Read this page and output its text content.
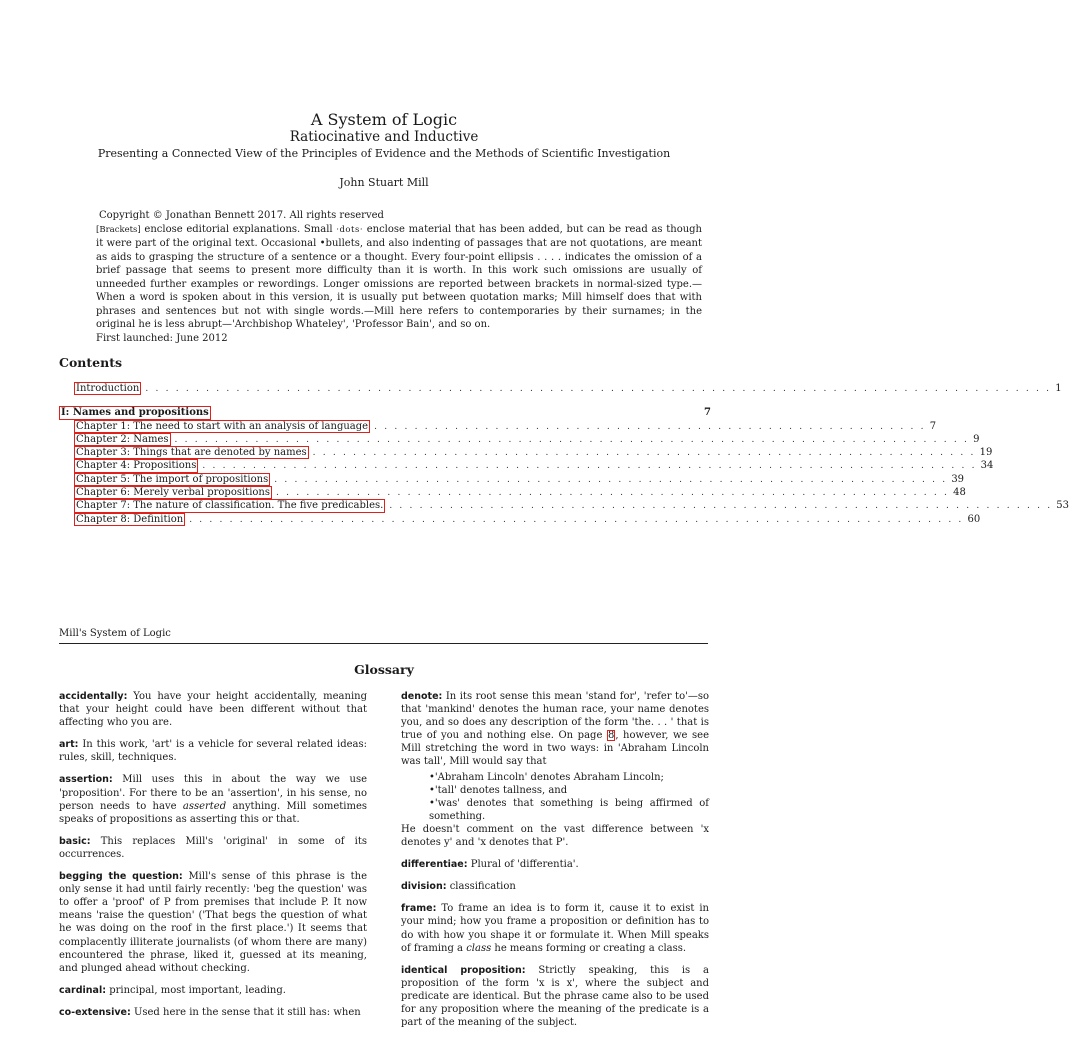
A System of Logic

Ratiocinative and Inductive

Presenting a Connected View of the Principles of Evidence and the Methods of Scientific Investigation

John Stuart Mill

Copyright © Jonathan Bennett 2017. All rights reserved

[Brackets] enclose editorial explanations. Small ·dots· enclose material that has been added, but can be read as though it were part of the original text. Occasional •bullets, and also indenting of passages that are not quotations, are meant as aids to grasping the structure of a sentence or a thought. Every four-point ellipsis . . . . indicates the omission of a brief passage that seems to present more difficulty than it is worth. In this work such omissions are usually of unneeded further examples or rewordings. Longer omissions are reported between brackets in normal-sized type.—When a word is spoken about in this version, it is usually put between quotation marks; Mill himself does that with phrases and sentences but not with single words.—Mill here refers to contemporaries by their surnames; in the original he is less abrupt—'Archbishop Whateley', 'Professor Bain', and so on.

First launched: June 2012

Contents
Introduction . . . . . . . . . . . . . . . . . . . . . . . . . . . . . . . . . . . . . . . . . . . . . . . . . . . . . . . . . . . . . . . . . . . . . . . . . . . . . . . . . . . . . . . . . . 1
I: Names and propositions	7
Chapter 1: The need to start with an analysis of language . . . . . . . . . . . . . . . . . . . . . . . . . . . . . . . . . . . . . . . . . . . . . . . . . . . . . . . 7
Chapter 2: Names . . . . . . . . . . . . . . . . . . . . . . . . . . . . . . . . . . . . . . . . . . . . . . . . . . . . . . . . . . . . . . . . . . . . . . . . . . . . . . . 9
Chapter 3: Things that are denoted by names . . . . . . . . . . . . . . . . . . . . . . . . . . . . . . . . . . . . . . . . . . . . . . . . . . . . . . . . . . . . . . . . . . 19
Chapter 4: Propositions . . . . . . . . . . . . . . . . . . . . . . . . . . . . . . . . . . . . . . . . . . . . . . . . . . . . . . . . . . . . . . . . . . . . . . . . . . . . . 34
Chapter 5: The import of propositions . . . . . . . . . . . . . . . . . . . . . . . . . . . . . . . . . . . . . . . . . . . . . . . . . . . . . . . . . . . . . . . . . . . 39
Chapter 6: Merely verbal propositions . . . . . . . . . . . . . . . . . . . . . . . . . . . . . . . . . . . . . . . . . . . . . . . . . . . . . . . . . . . . . . . . . . . 48
Chapter 7: The nature of classification. The five predicables. . . . . . . . . . . . . . . . . . . . . . . . . . . . . . . . . . . . . . . . . . . . . . . . . . . . . . . . . . . . . . . . . . . 53
Chapter 8: Definition . . . . . . . . . . . . . . . . . . . . . . . . . . . . . . . . . . . . . . . . . . . . . . . . . . . . . . . . . . . . . . . . . . . . . . . . . . . . . 60
Mill's System of Logic
Glossary

accidentally: You have your height accidentally, meaning that your height could have been different without that affecting who you are.

art: In this work, 'art' is a vehicle for several related ideas: rules, skill, techniques.

assertion: Mill uses this in about the way we use 'proposition'. For there to be an 'assertion', in his sense, no person needs to have asserted anything. Mill sometimes speaks of propositions as asserting this or that.

basic: This replaces Mill's 'original' in some of its occurrences.

begging the question: Mill's sense of this phrase is the only sense it had until fairly recently: 'beg the question' was to offer a 'proof' of P from premises that include P. It now means 'raise the question' ('That begs the question of what he was doing on the roof in the first place.') It seems that complacently illiterate journalists (of whom there are many) encountered the phrase, liked it, guessed at its meaning, and plunged ahead without checking.

cardinal: principal, most important, leading.

co-extensive: Used here in the sense that it still has: when

denote: In its root sense this mean 'stand for', 'refer to'—so that 'mankind' denotes the human race, your name denotes you, and so does any description of the form 'the. . . ' that is true of you and nothing else. On page 8, however, we see Mill stretching the word in two ways: in 'Abraham Lincoln was tall', Mill would say that

• 'Abraham Lincoln' denotes Abraham Lincoln;
• 'tall' denotes tallness, and
• 'was' denotes that something is being affirmed of something.

He doesn't comment on the vast difference between 'x denotes y' and 'x denotes that P'.

differentiae: Plural of 'differentia'.

division: classification

frame: To frame an idea is to form it, cause it to exist in your mind; how you frame a proposition or definition has to do with how you shape it or formulate it. When Mill speaks of framing a class he means forming or creating a class.

identical proposition: Strictly speaking, this is a proposition of the form 'x is x', where the subject and predicate are identical. But the phrase came also to be used for any proposition where the meaning of the predicate is a part of the meaning of the subject.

- _INSTRUCTION_
Tally the lines that hold the string "without" and state the total, nothing more.

- _COMPLETE OUTPUT_
2